::: Source material

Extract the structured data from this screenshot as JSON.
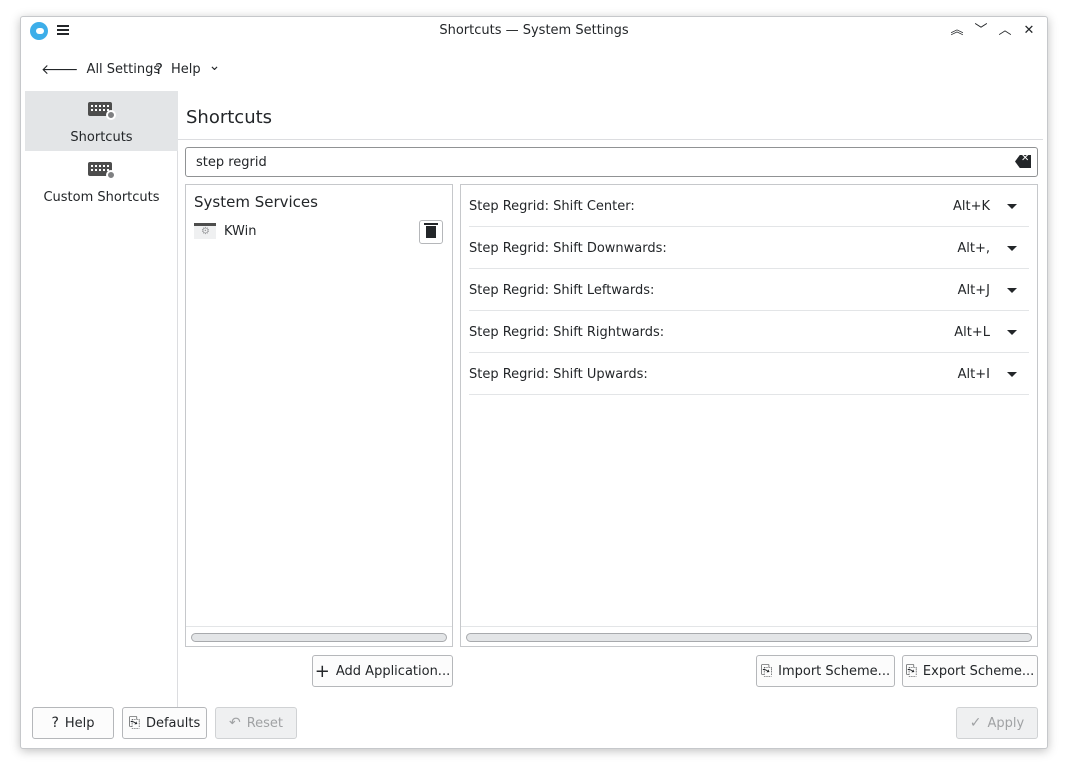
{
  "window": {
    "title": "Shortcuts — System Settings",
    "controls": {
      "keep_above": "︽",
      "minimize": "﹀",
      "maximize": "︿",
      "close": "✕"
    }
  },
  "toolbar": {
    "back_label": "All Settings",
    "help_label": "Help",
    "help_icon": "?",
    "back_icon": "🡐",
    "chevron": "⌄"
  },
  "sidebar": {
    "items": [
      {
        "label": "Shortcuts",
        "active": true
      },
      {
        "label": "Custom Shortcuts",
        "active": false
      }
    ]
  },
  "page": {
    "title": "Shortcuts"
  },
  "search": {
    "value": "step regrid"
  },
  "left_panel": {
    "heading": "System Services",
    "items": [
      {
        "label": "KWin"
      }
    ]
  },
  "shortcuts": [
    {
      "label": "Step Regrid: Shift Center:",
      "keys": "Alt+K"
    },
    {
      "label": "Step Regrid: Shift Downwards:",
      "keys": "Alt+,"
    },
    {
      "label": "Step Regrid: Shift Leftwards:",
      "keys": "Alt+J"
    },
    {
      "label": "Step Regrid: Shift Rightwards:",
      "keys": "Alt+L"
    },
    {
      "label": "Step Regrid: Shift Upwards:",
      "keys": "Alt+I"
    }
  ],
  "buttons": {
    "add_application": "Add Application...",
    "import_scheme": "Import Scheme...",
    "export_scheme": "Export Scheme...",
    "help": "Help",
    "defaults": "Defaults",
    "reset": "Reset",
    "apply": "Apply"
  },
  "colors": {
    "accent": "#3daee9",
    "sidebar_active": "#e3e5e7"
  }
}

::::::
::: Source material

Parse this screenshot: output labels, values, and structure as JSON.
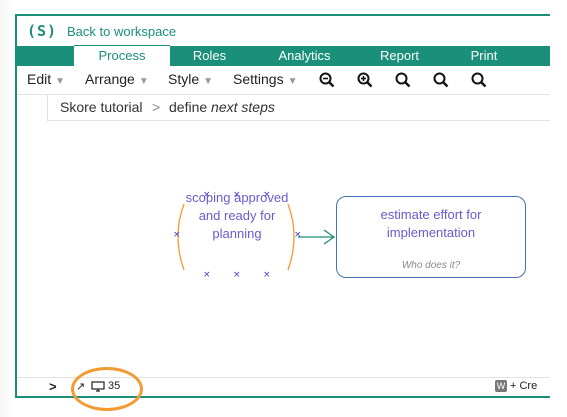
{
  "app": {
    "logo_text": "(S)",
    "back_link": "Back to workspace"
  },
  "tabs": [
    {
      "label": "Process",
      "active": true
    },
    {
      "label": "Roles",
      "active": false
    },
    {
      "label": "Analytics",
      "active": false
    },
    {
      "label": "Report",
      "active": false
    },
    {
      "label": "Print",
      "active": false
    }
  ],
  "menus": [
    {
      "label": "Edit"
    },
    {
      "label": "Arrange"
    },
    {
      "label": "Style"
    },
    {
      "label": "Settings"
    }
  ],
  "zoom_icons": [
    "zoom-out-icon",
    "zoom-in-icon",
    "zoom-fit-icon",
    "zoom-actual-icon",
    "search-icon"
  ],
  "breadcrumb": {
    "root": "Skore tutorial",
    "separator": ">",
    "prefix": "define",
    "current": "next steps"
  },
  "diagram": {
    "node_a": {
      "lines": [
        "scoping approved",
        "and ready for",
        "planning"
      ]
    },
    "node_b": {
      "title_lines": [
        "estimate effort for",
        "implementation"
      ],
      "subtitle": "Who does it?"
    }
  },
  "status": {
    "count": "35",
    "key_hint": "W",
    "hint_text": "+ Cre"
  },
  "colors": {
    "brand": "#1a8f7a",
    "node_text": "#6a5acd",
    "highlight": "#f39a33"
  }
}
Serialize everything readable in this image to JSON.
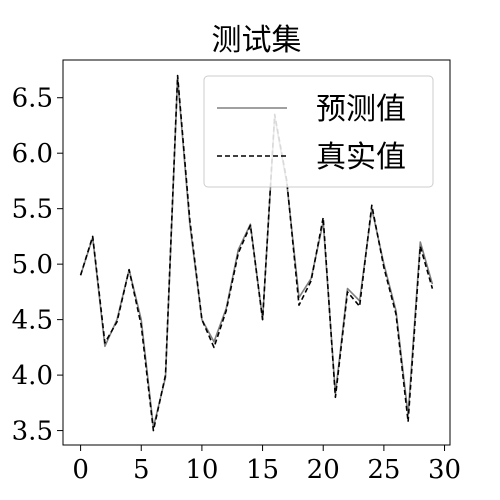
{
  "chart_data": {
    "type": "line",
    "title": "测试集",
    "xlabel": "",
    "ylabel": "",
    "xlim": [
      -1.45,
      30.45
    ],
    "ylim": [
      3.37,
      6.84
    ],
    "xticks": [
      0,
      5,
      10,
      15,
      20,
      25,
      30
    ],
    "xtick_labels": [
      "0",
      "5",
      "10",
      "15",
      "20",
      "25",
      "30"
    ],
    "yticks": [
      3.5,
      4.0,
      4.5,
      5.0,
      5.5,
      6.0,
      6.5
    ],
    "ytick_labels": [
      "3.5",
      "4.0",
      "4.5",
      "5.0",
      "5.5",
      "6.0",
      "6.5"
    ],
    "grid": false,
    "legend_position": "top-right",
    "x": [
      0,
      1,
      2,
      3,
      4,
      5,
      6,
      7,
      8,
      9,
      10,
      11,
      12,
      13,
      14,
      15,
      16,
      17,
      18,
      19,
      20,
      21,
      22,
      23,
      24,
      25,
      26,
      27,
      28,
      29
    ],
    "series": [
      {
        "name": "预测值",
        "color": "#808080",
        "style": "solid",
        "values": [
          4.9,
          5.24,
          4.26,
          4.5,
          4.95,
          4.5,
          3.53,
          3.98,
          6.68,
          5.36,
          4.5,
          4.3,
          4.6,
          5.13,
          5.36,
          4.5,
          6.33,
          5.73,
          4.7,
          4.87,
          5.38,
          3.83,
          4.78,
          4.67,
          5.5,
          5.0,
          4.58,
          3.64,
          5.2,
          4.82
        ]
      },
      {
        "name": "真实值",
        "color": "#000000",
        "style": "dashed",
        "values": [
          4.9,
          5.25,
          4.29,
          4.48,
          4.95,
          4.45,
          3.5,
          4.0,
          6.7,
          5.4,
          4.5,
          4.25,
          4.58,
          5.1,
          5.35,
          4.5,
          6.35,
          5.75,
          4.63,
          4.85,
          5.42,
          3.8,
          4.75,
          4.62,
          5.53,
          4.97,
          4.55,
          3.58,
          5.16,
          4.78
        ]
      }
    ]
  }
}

::::::

- Exercise
Lines that hold "screenshot" are the ones to copy; find all of them.

- Expected answer
Extract the structured data from this screenshot as JSON.
Parse this screenshot: output labels, values, and structure as JSON.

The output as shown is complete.